Source records.
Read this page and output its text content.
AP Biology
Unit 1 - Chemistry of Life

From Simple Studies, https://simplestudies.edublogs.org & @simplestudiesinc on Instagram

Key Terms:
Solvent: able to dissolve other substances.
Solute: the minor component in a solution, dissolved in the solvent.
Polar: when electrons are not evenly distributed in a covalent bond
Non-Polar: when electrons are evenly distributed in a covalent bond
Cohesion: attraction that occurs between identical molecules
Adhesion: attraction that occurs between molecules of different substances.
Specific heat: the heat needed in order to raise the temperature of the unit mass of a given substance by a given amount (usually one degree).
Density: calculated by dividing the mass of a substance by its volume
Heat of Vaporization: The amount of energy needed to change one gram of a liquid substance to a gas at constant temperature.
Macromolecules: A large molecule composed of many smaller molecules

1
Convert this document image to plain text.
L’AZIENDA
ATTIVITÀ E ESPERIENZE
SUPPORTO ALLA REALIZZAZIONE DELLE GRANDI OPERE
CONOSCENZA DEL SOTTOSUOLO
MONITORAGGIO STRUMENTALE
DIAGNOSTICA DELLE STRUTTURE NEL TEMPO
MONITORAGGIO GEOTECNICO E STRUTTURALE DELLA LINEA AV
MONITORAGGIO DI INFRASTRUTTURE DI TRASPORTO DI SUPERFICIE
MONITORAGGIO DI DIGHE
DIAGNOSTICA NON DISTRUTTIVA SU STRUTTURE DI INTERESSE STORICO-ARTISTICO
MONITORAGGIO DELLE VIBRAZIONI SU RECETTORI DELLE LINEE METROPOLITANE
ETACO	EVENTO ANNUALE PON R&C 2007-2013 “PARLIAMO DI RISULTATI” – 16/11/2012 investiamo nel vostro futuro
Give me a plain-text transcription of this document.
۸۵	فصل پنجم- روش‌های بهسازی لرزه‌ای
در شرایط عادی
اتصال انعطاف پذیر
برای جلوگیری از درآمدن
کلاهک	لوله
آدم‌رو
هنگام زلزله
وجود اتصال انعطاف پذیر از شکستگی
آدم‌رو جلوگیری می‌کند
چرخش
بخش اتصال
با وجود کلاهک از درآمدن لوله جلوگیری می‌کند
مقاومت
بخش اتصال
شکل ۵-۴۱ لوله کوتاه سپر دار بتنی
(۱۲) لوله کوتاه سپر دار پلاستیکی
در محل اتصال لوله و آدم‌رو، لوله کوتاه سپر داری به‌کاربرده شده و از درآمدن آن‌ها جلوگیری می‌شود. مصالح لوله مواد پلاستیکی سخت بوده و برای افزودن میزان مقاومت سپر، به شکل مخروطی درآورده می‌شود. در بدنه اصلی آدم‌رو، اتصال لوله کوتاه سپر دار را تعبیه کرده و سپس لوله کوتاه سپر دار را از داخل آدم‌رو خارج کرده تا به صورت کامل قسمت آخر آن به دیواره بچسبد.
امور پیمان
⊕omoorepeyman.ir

What needs to be done. Write each line above out exactly.

The completed task.
Read this page and output its text content.
AP Biology
Unit 1 - Chemistry of Life

From Simple Studies, https://simplestudies.edublogs.org & @simplestudiesinc on Instagram

Key Terms:
Solvent: able to dissolve other substances.
Solute: the minor component in a solution, dissolved in the solvent.
Polar: when electrons are not evenly distributed in a covalent bond
Non-Polar: when electrons are evenly distributed in a covalent bond
Cohesion: attraction that occurs between identical molecules
Adhesion: attraction that occurs between molecules of different substances.
Specific heat: the heat needed in order to raise the temperature of the unit mass of a given substance by a given amount (usually one degree).
Density: calculated by dividing the mass of a substance by its volume
Heat of Vaporization: The amount of energy needed to change one gram of a liquid substance to a gas at constant temperature.
Macromolecules: A large molecule composed of many smaller molecules

1
Convert this document image to plain text.
L’AZIENDA
ATTIVITÀ E ESPERIENZE
SUPPORTO ALLA REALIZZAZIONE DELLE GRANDI OPERE
CONOSCENZA DEL SOTTOSUOLO
MONITORAGGIO STRUMENTALE
DIAGNOSTICA DELLE STRUTTURE NEL TEMPO
MONITORAGGIO GEOTECNICO E STRUTTURALE DELLA LINEA AV
MONITORAGGIO DI INFRASTRUTTURE DI TRASPORTO DI SUPERFICIE
MONITORAGGIO DI DIGHE
DIAGNOSTICA NON DISTRUTTIVA SU STRUTTURE DI INTERESSE STORICO-ARTISTICO
MONITORAGGIO DELLE VIBRAZIONI SU RECETTORI DELLE LINEE METROPOLITANE
ETACO	EVENTO ANNUALE PON R&C 2007-2013 “PARLIAMO DI RISULTATI” – 16/11/2012 investiamo nel vostro futuro
Give me a plain-text transcription of this document.
۸۵	فصل پنجم- روش‌های بهسازی لرزه‌ای
در شرایط عادی
اتصال انعطاف پذیر
برای جلوگیری از درآمدن
کلاهک	لوله
آدم‌رو
هنگام زلزله
وجود اتصال انعطاف پذیر از شکستگی
آدم‌رو جلوگیری می‌کند
چرخش
بخش اتصال
با وجود کلاهک از درآمدن لوله جلوگیری می‌کند
مقاومت
بخش اتصال
شکل ۵-۴۱ لوله کوتاه سپر دار بتنی
(۱۲) لوله کوتاه سپر دار پلاستیکی
در محل اتصال لوله و آدم‌رو، لوله کوتاه سپر داری به‌کاربرده شده و از درآمدن آن‌ها جلوگیری می‌شود. مصالح لوله مواد پلاستیکی سخت بوده و برای افزودن میزان مقاومت سپر، به شکل مخروطی درآورده می‌شود. در بدنه اصلی آدم‌رو، اتصال لوله کوتاه سپر دار را تعبیه کرده و سپس لوله کوتاه سپر دار را از داخل آدم‌رو خارج کرده تا به صورت کامل قسمت آخر آن به دیواره بچسبد.
امور پیمان
⊕omoorepeyman.ir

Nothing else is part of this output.